#### [Goal]
Leave out any picture and return the remaining listing below exactly as given.

= = =

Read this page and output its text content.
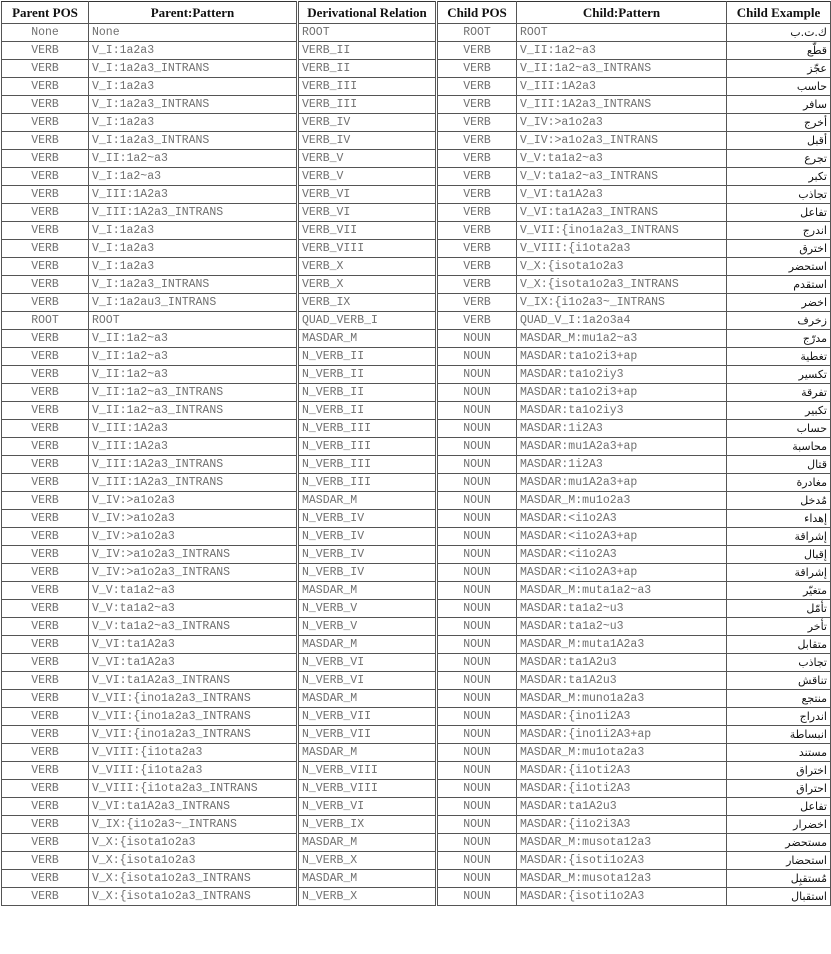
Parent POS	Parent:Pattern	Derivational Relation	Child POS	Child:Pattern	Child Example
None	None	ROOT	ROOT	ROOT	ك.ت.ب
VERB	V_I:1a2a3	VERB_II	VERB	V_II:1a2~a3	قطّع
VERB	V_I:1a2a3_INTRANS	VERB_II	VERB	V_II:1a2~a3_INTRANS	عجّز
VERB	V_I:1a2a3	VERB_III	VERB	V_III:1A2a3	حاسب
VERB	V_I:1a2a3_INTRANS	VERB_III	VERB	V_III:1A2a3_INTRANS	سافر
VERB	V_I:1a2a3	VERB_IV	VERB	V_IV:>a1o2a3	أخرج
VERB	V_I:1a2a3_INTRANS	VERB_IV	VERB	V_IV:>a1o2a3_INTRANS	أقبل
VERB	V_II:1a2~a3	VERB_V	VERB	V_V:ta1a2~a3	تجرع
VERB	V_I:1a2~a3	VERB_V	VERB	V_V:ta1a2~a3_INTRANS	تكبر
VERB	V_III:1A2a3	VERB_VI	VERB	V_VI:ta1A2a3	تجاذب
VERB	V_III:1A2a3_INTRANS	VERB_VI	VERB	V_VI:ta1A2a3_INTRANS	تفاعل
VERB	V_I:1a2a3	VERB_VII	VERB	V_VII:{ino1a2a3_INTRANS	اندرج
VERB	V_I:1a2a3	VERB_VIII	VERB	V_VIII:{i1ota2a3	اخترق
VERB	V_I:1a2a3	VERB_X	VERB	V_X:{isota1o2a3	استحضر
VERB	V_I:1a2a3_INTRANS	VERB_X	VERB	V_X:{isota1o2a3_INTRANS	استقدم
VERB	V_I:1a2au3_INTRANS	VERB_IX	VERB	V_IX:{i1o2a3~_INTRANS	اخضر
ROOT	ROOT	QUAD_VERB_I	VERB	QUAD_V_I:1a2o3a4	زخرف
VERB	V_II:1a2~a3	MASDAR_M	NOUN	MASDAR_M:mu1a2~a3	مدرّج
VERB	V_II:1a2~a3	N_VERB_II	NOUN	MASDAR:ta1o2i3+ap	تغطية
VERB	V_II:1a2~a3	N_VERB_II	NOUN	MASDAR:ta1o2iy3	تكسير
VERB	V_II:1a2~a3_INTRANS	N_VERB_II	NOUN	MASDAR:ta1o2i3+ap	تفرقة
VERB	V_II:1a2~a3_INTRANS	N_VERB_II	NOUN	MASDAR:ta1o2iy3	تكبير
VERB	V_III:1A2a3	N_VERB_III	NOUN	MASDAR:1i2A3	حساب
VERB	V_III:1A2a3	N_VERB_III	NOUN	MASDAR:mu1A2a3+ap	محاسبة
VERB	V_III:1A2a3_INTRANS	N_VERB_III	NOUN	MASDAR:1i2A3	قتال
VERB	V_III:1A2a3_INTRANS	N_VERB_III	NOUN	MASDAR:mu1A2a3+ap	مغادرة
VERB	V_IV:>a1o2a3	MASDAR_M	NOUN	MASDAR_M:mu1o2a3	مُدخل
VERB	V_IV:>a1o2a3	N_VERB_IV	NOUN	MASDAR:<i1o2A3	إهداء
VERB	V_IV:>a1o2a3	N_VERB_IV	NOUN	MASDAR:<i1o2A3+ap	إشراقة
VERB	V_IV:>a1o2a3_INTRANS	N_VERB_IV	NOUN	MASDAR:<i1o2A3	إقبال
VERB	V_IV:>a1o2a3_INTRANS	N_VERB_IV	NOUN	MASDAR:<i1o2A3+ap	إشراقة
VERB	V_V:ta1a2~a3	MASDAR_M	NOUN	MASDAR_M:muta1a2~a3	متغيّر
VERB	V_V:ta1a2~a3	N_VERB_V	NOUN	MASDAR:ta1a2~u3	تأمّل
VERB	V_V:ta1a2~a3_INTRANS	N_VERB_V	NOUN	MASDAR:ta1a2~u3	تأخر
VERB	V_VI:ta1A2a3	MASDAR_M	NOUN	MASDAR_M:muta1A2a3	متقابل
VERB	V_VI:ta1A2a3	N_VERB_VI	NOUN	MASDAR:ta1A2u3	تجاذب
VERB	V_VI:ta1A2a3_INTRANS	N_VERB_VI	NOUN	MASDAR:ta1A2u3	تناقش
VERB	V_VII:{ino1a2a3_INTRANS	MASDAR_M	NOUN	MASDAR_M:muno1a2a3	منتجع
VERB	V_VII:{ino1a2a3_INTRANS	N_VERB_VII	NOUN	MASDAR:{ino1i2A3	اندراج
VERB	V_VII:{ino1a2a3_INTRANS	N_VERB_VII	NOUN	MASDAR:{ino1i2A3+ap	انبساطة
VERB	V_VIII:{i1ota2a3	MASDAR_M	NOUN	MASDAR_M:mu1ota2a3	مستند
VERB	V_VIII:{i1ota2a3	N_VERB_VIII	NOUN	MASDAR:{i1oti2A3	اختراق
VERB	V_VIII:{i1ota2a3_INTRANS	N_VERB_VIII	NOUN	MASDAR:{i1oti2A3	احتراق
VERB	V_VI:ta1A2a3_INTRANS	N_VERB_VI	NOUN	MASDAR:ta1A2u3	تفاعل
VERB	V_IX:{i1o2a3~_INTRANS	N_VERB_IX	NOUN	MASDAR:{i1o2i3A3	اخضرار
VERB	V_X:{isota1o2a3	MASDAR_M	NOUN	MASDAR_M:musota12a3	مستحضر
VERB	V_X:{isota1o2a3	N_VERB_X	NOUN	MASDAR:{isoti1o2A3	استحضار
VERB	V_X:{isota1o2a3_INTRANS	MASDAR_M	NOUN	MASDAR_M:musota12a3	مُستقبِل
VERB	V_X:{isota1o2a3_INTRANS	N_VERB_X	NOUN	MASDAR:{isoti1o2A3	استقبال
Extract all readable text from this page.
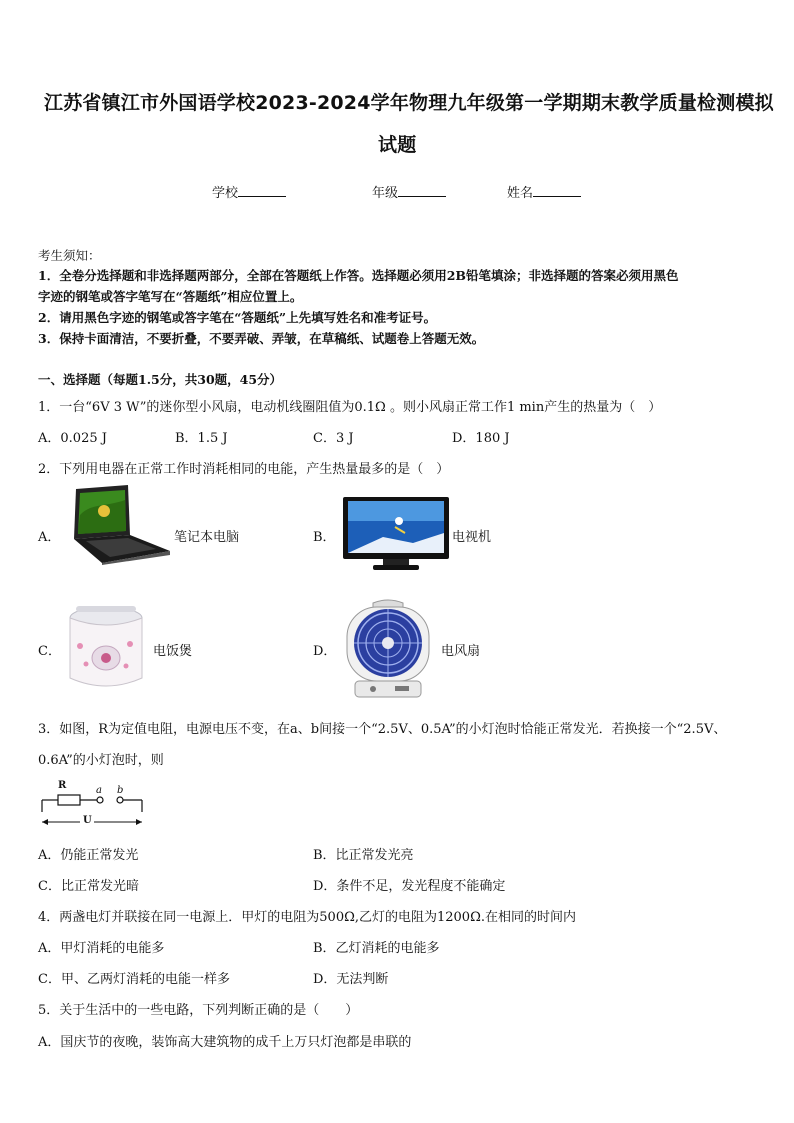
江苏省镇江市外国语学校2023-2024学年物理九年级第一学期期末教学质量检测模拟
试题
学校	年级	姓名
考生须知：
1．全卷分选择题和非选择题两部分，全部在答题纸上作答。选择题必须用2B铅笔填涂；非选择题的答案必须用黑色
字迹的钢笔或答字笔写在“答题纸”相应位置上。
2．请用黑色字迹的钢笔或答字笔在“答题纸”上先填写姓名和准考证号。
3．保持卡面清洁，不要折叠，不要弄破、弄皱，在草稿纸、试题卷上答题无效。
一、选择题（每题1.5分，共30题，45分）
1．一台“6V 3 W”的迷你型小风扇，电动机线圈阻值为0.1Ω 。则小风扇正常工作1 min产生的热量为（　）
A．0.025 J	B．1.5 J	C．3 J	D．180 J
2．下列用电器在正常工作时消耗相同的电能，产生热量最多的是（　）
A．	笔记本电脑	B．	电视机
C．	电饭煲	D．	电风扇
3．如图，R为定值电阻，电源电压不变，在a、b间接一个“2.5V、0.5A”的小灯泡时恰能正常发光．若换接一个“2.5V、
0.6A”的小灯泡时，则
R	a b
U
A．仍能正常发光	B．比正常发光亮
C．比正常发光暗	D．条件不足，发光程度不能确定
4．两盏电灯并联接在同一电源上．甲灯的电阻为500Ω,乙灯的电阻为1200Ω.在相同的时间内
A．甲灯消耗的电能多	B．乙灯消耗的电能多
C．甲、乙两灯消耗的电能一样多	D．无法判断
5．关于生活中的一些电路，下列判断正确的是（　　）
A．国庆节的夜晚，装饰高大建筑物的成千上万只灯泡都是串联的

= = =

#### [Correct response]
Read this page and output its text content.
Parent POS	Parent:Pattern	Derivational Relation	Child POS	Child:Pattern	Child Example
None	None	ROOT	ROOT	ROOT	ك.ت.ب
VERB	V_I:1a2a3	VERB_II	VERB	V_II:1a2~a3	قطّع
VERB	V_I:1a2a3_INTRANS	VERB_II	VERB	V_II:1a2~a3_INTRANS	عجّز
VERB	V_I:1a2a3	VERB_III	VERB	V_III:1A2a3	حاسب
VERB	V_I:1a2a3_INTRANS	VERB_III	VERB	V_III:1A2a3_INTRANS	سافر
VERB	V_I:1a2a3	VERB_IV	VERB	V_IV:>a1o2a3	أخرج
VERB	V_I:1a2a3_INTRANS	VERB_IV	VERB	V_IV:>a1o2a3_INTRANS	أقبل
VERB	V_II:1a2~a3	VERB_V	VERB	V_V:ta1a2~a3	تجرع
VERB	V_I:1a2~a3	VERB_V	VERB	V_V:ta1a2~a3_INTRANS	تكبر
VERB	V_III:1A2a3	VERB_VI	VERB	V_VI:ta1A2a3	تجاذب
VERB	V_III:1A2a3_INTRANS	VERB_VI	VERB	V_VI:ta1A2a3_INTRANS	تفاعل
VERB	V_I:1a2a3	VERB_VII	VERB	V_VII:{ino1a2a3_INTRANS	اندرج
VERB	V_I:1a2a3	VERB_VIII	VERB	V_VIII:{i1ota2a3	اخترق
VERB	V_I:1a2a3	VERB_X	VERB	V_X:{isota1o2a3	استحضر
VERB	V_I:1a2a3_INTRANS	VERB_X	VERB	V_X:{isota1o2a3_INTRANS	استقدم
VERB	V_I:1a2au3_INTRANS	VERB_IX	VERB	V_IX:{i1o2a3~_INTRANS	اخضر
ROOT	ROOT	QUAD_VERB_I	VERB	QUAD_V_I:1a2o3a4	زخرف
VERB	V_II:1a2~a3	MASDAR_M	NOUN	MASDAR_M:mu1a2~a3	مدرّج
VERB	V_II:1a2~a3	N_VERB_II	NOUN	MASDAR:ta1o2i3+ap	تغطية
VERB	V_II:1a2~a3	N_VERB_II	NOUN	MASDAR:ta1o2iy3	تكسير
VERB	V_II:1a2~a3_INTRANS	N_VERB_II	NOUN	MASDAR:ta1o2i3+ap	تفرقة
VERB	V_II:1a2~a3_INTRANS	N_VERB_II	NOUN	MASDAR:ta1o2iy3	تكبير
VERB	V_III:1A2a3	N_VERB_III	NOUN	MASDAR:1i2A3	حساب
VERB	V_III:1A2a3	N_VERB_III	NOUN	MASDAR:mu1A2a3+ap	محاسبة
VERB	V_III:1A2a3_INTRANS	N_VERB_III	NOUN	MASDAR:1i2A3	قتال
VERB	V_III:1A2a3_INTRANS	N_VERB_III	NOUN	MASDAR:mu1A2a3+ap	مغادرة
VERB	V_IV:>a1o2a3	MASDAR_M	NOUN	MASDAR_M:mu1o2a3	مُدخل
VERB	V_IV:>a1o2a3	N_VERB_IV	NOUN	MASDAR:<i1o2A3	إهداء
VERB	V_IV:>a1o2a3	N_VERB_IV	NOUN	MASDAR:<i1o2A3+ap	إشراقة
VERB	V_IV:>a1o2a3_INTRANS	N_VERB_IV	NOUN	MASDAR:<i1o2A3	إقبال
VERB	V_IV:>a1o2a3_INTRANS	N_VERB_IV	NOUN	MASDAR:<i1o2A3+ap	إشراقة
VERB	V_V:ta1a2~a3	MASDAR_M	NOUN	MASDAR_M:muta1a2~a3	متغيّر
VERB	V_V:ta1a2~a3	N_VERB_V	NOUN	MASDAR:ta1a2~u3	تأمّل
VERB	V_V:ta1a2~a3_INTRANS	N_VERB_V	NOUN	MASDAR:ta1a2~u3	تأخر
VERB	V_VI:ta1A2a3	MASDAR_M	NOUN	MASDAR_M:muta1A2a3	متقابل
VERB	V_VI:ta1A2a3	N_VERB_VI	NOUN	MASDAR:ta1A2u3	تجاذب
VERB	V_VI:ta1A2a3_INTRANS	N_VERB_VI	NOUN	MASDAR:ta1A2u3	تناقش
VERB	V_VII:{ino1a2a3_INTRANS	MASDAR_M	NOUN	MASDAR_M:muno1a2a3	منتجع
VERB	V_VII:{ino1a2a3_INTRANS	N_VERB_VII	NOUN	MASDAR:{ino1i2A3	اندراج
VERB	V_VII:{ino1a2a3_INTRANS	N_VERB_VII	NOUN	MASDAR:{ino1i2A3+ap	انبساطة
VERB	V_VIII:{i1ota2a3	MASDAR_M	NOUN	MASDAR_M:mu1ota2a3	مستند
VERB	V_VIII:{i1ota2a3	N_VERB_VIII	NOUN	MASDAR:{i1oti2A3	اختراق
VERB	V_VIII:{i1ota2a3_INTRANS	N_VERB_VIII	NOUN	MASDAR:{i1oti2A3	احتراق
VERB	V_VI:ta1A2a3_INTRANS	N_VERB_VI	NOUN	MASDAR:ta1A2u3	تفاعل
VERB	V_IX:{i1o2a3~_INTRANS	N_VERB_IX	NOUN	MASDAR:{i1o2i3A3	اخضرار
VERB	V_X:{isota1o2a3	MASDAR_M	NOUN	MASDAR_M:musota12a3	مستحضر
VERB	V_X:{isota1o2a3	N_VERB_X	NOUN	MASDAR:{isoti1o2A3	استحضار
VERB	V_X:{isota1o2a3_INTRANS	MASDAR_M	NOUN	MASDAR_M:musota12a3	مُستقبِل
VERB	V_X:{isota1o2a3_INTRANS	N_VERB_X	NOUN	MASDAR:{isoti1o2A3	استقبال
Extract all readable text from this page.
江苏省镇江市外国语学校2023-2024学年物理九年级第一学期期末教学质量检测模拟
试题
学校	年级	姓名
考生须知：
1．全卷分选择题和非选择题两部分，全部在答题纸上作答。选择题必须用2B铅笔填涂；非选择题的答案必须用黑色
字迹的钢笔或答字笔写在“答题纸”相应位置上。
2．请用黑色字迹的钢笔或答字笔在“答题纸”上先填写姓名和准考证号。
3．保持卡面清洁，不要折叠，不要弄破、弄皱，在草稿纸、试题卷上答题无效。
一、选择题（每题1.5分，共30题，45分）
1．一台“6V 3 W”的迷你型小风扇，电动机线圈阻值为0.1Ω 。则小风扇正常工作1 min产生的热量为（　）
A．0.025 J	B．1.5 J	C．3 J	D．180 J
2．下列用电器在正常工作时消耗相同的电能，产生热量最多的是（　）
A．	笔记本电脑	B．	电视机
C．	电饭煲	D．	电风扇
3．如图，R为定值电阻，电源电压不变，在a、b间接一个“2.5V、0.5A”的小灯泡时恰能正常发光．若换接一个“2.5V、
0.6A”的小灯泡时，则
R	a b
U
A．仍能正常发光	B．比正常发光亮
C．比正常发光暗	D．条件不足，发光程度不能确定
4．两盏电灯并联接在同一电源上．甲灯的电阻为500Ω,乙灯的电阻为1200Ω.在相同的时间内
A．甲灯消耗的电能多	B．乙灯消耗的电能多
C．甲、乙两灯消耗的电能一样多	D．无法判断
5．关于生活中的一些电路，下列判断正确的是（　　）
A．国庆节的夜晚，装饰高大建筑物的成千上万只灯泡都是串联的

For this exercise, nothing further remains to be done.